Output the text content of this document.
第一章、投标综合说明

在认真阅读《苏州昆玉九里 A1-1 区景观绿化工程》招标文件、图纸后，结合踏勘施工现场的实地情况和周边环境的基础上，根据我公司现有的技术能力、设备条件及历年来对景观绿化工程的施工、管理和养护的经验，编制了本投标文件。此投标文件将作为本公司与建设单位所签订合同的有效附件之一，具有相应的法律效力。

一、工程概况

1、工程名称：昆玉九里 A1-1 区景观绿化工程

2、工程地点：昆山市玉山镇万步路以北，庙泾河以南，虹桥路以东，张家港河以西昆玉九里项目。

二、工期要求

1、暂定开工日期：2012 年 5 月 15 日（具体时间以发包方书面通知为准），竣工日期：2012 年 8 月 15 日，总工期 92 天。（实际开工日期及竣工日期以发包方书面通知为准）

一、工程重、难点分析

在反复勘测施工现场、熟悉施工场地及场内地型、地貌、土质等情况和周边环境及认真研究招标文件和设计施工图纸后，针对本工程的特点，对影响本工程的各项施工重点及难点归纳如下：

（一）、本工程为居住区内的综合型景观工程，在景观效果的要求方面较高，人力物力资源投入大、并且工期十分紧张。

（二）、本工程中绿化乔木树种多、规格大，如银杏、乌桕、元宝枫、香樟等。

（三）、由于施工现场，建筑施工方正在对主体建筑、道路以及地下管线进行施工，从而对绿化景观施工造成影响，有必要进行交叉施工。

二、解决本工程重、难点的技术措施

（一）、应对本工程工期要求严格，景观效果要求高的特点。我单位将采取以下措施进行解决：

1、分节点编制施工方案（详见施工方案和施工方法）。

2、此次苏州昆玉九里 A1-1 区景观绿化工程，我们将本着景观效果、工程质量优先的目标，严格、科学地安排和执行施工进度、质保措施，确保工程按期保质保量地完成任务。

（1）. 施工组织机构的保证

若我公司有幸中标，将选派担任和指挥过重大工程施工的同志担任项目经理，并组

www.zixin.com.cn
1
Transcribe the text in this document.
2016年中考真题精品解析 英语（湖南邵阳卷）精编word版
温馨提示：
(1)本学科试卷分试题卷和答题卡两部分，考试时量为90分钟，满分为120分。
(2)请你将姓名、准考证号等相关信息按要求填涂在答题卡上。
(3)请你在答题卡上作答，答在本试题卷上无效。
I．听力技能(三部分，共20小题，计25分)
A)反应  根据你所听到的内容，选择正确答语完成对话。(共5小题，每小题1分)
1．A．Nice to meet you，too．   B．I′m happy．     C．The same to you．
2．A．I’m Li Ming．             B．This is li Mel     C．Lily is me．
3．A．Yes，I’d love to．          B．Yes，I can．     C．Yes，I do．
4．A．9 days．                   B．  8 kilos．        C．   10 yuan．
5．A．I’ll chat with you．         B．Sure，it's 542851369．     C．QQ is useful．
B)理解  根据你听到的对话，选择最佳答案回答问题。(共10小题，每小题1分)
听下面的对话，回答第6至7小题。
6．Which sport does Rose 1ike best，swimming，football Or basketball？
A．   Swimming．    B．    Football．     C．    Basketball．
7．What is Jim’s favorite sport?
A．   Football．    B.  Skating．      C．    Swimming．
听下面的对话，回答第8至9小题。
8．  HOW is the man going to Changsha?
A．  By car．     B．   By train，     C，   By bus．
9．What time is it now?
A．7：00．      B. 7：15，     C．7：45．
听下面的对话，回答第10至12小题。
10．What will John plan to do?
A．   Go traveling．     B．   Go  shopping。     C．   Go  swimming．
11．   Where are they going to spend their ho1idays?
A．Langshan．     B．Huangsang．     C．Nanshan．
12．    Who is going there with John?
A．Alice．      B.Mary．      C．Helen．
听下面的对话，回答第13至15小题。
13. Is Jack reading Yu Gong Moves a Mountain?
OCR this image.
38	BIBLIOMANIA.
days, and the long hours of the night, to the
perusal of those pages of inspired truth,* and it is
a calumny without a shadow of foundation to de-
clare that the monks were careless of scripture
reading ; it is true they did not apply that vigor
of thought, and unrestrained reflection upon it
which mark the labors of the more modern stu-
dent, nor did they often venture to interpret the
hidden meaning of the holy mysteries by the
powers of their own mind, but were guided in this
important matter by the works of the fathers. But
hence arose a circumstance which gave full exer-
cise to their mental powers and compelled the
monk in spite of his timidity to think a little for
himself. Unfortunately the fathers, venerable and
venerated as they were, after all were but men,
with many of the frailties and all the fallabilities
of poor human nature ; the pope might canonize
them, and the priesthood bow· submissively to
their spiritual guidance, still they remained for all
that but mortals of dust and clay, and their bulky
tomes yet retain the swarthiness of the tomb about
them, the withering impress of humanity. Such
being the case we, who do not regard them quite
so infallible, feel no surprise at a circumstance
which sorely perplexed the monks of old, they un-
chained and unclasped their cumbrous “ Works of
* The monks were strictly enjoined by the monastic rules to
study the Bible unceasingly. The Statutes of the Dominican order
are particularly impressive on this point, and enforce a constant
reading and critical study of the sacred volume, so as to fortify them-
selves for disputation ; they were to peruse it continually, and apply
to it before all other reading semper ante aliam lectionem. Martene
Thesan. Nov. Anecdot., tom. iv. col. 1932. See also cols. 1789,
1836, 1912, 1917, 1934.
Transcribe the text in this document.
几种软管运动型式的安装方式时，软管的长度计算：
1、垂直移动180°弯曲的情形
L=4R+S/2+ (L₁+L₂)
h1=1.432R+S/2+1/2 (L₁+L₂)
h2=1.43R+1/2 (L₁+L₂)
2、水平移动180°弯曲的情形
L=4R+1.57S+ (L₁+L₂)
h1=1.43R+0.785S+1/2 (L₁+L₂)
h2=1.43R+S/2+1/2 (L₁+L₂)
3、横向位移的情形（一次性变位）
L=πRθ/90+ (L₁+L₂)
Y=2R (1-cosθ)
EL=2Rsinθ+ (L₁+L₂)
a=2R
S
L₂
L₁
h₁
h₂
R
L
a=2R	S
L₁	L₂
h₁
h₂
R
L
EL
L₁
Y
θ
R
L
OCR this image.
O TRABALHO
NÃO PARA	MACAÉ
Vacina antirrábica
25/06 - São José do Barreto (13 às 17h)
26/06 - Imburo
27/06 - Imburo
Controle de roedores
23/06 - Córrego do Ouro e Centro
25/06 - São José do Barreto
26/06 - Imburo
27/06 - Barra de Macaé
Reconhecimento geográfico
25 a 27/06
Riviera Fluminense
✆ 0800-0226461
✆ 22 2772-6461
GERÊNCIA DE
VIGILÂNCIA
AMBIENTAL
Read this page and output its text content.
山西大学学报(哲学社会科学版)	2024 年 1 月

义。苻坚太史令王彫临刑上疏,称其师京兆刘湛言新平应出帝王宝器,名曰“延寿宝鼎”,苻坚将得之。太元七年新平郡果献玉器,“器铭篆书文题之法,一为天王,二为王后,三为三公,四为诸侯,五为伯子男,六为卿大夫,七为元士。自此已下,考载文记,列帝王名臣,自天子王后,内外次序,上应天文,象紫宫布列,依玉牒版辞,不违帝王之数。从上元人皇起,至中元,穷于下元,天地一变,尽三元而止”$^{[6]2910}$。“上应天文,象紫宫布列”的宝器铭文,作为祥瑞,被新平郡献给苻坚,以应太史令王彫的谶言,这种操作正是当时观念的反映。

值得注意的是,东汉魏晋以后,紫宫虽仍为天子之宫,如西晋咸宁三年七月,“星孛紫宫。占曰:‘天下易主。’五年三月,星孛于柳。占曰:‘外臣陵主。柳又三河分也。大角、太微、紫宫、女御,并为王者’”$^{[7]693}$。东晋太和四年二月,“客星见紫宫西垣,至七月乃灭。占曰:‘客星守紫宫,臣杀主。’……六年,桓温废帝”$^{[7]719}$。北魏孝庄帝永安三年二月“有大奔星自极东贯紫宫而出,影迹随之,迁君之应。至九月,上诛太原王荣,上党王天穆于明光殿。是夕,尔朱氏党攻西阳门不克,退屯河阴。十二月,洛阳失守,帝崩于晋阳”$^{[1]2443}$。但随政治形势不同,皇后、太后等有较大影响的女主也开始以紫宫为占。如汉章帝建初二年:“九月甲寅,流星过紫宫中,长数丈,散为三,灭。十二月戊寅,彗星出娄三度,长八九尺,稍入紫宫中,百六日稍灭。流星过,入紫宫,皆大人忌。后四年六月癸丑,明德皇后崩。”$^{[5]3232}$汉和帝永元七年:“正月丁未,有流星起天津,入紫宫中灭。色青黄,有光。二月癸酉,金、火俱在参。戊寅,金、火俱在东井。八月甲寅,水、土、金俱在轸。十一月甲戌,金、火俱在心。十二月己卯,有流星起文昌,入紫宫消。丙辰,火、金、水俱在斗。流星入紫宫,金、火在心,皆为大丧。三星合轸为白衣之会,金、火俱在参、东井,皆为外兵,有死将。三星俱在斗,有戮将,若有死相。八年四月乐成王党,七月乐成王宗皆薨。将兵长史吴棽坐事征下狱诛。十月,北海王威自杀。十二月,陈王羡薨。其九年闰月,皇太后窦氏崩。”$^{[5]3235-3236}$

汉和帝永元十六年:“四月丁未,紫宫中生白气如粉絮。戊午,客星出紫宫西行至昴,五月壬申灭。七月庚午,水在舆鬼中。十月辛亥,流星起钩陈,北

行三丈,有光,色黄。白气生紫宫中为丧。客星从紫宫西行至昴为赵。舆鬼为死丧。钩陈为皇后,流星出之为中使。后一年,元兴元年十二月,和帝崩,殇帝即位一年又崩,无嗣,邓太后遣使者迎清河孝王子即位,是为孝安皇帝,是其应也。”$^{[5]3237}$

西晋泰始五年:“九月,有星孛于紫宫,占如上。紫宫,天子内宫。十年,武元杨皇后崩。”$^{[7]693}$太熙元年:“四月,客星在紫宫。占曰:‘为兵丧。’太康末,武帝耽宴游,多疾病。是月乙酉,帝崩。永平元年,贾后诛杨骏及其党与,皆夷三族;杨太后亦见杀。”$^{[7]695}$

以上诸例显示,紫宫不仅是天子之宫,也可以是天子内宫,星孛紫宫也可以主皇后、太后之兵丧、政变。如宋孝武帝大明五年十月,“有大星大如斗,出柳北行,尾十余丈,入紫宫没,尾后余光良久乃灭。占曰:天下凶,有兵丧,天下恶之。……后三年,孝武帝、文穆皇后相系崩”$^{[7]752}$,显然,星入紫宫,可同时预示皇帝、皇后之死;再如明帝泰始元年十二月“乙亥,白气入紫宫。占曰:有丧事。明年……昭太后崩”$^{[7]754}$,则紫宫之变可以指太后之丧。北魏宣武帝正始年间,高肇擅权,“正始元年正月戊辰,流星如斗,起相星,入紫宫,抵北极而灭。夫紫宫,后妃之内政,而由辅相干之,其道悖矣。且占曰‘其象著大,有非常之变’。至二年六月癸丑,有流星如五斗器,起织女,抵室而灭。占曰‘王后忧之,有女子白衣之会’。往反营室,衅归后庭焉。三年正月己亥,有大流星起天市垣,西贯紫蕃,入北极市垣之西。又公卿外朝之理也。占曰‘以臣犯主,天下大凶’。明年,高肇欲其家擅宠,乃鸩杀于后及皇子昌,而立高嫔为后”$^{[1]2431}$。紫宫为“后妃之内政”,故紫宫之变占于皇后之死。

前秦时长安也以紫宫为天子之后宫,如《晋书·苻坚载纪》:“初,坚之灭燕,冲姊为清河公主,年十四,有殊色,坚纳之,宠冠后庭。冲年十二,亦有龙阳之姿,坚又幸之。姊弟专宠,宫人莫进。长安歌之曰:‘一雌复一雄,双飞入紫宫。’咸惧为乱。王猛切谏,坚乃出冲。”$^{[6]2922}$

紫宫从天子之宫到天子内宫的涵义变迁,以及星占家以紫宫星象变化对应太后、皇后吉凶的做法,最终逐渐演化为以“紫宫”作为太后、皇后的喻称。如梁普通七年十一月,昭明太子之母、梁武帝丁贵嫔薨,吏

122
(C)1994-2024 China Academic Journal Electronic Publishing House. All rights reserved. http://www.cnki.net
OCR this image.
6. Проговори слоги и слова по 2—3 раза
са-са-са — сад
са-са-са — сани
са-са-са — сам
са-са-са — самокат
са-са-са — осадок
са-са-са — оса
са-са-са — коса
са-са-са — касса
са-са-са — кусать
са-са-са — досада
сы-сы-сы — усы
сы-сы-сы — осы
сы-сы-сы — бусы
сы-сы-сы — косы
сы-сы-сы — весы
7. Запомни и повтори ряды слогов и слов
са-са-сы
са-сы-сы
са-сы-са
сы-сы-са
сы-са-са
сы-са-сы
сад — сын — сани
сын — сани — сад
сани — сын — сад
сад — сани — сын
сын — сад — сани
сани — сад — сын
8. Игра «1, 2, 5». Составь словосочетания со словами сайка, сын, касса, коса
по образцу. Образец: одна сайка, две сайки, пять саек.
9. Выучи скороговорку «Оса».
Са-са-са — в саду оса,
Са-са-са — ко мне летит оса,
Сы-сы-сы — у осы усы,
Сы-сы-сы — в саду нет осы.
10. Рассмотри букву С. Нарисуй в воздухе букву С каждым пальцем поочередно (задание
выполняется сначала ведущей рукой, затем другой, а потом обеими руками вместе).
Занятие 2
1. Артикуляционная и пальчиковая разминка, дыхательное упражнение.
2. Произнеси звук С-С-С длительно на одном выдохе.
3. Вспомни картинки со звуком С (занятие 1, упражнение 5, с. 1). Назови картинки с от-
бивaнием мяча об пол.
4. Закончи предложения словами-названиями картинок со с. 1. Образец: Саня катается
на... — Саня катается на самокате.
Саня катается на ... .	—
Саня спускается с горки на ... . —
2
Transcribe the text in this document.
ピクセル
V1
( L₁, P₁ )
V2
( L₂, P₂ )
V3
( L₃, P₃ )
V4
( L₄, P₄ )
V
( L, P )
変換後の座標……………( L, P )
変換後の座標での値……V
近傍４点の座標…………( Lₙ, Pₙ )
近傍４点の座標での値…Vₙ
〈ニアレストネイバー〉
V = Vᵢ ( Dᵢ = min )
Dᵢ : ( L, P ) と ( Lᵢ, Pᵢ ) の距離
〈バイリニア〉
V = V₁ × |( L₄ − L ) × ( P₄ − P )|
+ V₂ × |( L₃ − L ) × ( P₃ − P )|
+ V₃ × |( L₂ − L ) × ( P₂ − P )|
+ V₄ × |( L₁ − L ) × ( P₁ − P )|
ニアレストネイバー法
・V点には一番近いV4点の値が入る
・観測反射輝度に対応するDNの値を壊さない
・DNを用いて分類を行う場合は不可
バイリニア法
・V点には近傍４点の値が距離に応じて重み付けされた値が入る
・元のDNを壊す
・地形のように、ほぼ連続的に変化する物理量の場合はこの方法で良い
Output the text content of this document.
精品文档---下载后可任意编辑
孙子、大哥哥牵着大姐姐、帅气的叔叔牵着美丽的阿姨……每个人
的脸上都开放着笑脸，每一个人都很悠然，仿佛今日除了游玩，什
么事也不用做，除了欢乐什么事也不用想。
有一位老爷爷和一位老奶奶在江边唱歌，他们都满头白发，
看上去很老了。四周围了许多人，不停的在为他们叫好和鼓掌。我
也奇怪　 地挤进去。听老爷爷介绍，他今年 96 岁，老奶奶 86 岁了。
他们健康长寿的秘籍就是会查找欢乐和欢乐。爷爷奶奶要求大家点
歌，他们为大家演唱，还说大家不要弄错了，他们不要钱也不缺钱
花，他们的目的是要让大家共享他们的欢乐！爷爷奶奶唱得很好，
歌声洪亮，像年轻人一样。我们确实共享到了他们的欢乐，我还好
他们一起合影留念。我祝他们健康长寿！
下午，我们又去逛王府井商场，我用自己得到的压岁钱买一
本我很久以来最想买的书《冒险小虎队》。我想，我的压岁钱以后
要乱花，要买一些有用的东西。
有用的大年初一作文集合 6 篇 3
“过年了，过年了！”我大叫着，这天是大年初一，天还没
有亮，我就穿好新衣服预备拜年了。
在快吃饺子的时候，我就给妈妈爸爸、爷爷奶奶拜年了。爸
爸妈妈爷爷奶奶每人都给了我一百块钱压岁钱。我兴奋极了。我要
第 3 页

• • • • •

▶ [Description of the task]:
Give the number of lines that hold the word "going" in these records, with nothing added.

▶ [Answer to this exercise]:
3